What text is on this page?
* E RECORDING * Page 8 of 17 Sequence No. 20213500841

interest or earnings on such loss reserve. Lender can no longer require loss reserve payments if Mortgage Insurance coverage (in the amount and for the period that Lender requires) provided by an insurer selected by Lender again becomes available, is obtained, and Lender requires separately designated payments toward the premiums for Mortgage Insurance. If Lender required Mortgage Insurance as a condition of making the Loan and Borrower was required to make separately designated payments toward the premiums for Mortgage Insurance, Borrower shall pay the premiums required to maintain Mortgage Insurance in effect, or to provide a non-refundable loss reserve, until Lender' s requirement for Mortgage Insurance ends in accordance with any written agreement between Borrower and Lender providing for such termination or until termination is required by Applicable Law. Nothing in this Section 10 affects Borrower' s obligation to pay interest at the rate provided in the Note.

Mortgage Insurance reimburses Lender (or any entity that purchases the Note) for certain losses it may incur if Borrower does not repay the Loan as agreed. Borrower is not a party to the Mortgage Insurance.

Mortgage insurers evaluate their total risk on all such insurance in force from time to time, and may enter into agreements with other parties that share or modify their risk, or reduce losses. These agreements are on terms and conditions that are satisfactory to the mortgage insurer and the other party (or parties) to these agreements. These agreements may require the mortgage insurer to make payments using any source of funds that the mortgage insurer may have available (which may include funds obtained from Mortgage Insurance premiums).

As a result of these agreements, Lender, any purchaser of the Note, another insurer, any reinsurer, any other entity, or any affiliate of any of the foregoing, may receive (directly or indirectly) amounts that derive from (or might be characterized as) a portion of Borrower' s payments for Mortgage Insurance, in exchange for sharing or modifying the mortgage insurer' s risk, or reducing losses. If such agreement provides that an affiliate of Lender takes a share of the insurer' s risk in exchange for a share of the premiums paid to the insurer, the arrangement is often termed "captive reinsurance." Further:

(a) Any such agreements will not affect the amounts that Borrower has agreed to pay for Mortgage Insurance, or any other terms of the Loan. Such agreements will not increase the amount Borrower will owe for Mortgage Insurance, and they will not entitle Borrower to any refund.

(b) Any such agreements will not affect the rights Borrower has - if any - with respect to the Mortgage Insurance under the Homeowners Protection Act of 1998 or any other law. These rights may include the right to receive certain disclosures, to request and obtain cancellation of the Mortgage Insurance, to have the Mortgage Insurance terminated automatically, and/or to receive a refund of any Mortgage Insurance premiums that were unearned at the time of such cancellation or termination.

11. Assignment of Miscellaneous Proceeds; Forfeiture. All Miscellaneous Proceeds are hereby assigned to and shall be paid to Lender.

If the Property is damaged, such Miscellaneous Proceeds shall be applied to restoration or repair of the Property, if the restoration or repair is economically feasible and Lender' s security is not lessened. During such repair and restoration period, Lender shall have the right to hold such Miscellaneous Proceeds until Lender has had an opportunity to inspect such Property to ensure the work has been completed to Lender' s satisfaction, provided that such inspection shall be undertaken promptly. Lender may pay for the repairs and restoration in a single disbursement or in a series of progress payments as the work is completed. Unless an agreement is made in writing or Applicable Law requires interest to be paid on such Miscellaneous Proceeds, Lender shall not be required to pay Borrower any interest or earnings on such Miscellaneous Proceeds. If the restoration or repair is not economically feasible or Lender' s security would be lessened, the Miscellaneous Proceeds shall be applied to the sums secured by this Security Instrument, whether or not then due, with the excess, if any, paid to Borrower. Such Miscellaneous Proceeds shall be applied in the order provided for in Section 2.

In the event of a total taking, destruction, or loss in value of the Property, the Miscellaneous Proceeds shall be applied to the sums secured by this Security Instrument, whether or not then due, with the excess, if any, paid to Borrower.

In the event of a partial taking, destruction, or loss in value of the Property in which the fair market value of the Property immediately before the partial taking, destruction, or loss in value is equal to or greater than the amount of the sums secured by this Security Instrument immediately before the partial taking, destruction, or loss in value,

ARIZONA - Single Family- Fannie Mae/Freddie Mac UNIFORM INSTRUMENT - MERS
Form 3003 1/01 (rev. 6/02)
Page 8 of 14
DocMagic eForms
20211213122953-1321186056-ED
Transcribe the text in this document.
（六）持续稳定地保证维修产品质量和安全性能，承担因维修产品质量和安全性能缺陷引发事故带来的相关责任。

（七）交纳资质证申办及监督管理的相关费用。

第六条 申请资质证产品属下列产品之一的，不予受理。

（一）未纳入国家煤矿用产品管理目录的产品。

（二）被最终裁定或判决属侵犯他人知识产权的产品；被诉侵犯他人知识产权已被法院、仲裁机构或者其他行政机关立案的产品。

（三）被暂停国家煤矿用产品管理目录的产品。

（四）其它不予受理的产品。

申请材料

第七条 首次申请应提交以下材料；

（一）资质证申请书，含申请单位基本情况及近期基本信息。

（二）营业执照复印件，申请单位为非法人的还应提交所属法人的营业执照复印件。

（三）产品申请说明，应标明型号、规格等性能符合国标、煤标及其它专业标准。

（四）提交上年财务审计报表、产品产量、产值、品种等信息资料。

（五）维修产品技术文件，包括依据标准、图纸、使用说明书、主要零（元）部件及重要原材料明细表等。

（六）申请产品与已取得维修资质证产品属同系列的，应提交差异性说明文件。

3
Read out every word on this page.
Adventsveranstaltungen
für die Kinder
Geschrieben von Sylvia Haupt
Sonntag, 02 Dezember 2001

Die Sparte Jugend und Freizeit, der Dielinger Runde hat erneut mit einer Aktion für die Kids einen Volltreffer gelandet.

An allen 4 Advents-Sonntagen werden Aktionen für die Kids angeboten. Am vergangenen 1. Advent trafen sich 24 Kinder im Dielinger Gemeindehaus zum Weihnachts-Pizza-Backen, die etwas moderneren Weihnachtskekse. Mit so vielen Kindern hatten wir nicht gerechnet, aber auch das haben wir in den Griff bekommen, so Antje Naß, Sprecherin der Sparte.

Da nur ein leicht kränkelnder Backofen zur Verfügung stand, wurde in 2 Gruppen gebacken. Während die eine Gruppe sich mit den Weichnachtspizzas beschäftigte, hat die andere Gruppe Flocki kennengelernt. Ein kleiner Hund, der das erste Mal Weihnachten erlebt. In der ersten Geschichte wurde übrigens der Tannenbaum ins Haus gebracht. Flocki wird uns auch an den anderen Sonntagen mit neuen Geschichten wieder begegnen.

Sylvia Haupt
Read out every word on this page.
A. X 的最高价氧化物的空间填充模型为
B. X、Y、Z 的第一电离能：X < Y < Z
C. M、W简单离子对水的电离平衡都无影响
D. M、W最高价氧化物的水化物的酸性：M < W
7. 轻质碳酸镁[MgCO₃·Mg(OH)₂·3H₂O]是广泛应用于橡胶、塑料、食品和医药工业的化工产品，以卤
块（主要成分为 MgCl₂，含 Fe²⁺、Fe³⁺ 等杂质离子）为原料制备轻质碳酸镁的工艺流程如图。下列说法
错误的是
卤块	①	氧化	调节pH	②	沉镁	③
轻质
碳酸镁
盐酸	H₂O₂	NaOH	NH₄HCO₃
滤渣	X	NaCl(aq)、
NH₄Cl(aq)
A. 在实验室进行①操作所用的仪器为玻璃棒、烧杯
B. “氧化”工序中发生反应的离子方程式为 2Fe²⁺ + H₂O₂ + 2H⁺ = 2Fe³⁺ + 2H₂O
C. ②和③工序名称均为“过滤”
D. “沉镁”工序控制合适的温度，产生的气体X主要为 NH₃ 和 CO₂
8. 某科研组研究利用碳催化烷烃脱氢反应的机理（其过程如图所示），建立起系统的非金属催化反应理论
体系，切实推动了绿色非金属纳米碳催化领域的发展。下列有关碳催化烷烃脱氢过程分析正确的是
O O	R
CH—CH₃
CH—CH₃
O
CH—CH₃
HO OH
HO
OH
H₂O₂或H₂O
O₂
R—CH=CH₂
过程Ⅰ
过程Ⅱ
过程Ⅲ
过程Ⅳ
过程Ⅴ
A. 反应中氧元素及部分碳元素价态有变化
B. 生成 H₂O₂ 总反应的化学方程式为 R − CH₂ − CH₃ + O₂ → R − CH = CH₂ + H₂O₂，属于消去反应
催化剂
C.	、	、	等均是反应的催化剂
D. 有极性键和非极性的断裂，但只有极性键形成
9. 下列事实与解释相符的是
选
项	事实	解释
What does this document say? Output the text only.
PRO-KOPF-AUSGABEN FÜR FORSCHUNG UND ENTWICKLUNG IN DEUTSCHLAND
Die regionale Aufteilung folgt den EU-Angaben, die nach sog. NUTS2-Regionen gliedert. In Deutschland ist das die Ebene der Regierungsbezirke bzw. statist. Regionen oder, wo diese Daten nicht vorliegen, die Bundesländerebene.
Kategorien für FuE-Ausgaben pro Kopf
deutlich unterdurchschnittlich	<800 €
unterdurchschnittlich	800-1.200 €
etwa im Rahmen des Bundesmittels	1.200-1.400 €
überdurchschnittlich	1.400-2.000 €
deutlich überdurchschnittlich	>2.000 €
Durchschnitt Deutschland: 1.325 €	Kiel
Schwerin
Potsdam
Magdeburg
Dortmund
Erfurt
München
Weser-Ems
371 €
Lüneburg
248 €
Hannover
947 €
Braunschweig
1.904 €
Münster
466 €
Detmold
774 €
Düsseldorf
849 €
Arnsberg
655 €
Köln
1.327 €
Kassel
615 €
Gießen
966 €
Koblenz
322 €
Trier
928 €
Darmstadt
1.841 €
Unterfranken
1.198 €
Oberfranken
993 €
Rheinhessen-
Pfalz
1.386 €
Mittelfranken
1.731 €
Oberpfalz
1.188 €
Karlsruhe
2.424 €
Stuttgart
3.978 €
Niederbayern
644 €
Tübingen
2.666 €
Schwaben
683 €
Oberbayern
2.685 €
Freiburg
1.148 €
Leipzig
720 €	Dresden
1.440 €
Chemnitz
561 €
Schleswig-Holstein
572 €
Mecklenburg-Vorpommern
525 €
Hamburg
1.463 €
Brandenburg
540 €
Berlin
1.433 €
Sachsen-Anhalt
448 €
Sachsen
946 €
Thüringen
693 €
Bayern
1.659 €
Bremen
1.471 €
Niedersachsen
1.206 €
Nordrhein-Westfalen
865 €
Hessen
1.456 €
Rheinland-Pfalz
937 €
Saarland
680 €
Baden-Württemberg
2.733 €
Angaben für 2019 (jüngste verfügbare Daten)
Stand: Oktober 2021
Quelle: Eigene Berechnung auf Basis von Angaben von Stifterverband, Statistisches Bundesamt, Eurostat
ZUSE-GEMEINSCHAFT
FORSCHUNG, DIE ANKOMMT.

- _What is being asked_: Pick out every line of the listing containing the word "Haupt", and show those lines.

- _Answer for this exercise_:
Geschrieben von Sylvia Haupt
Sylvia Haupt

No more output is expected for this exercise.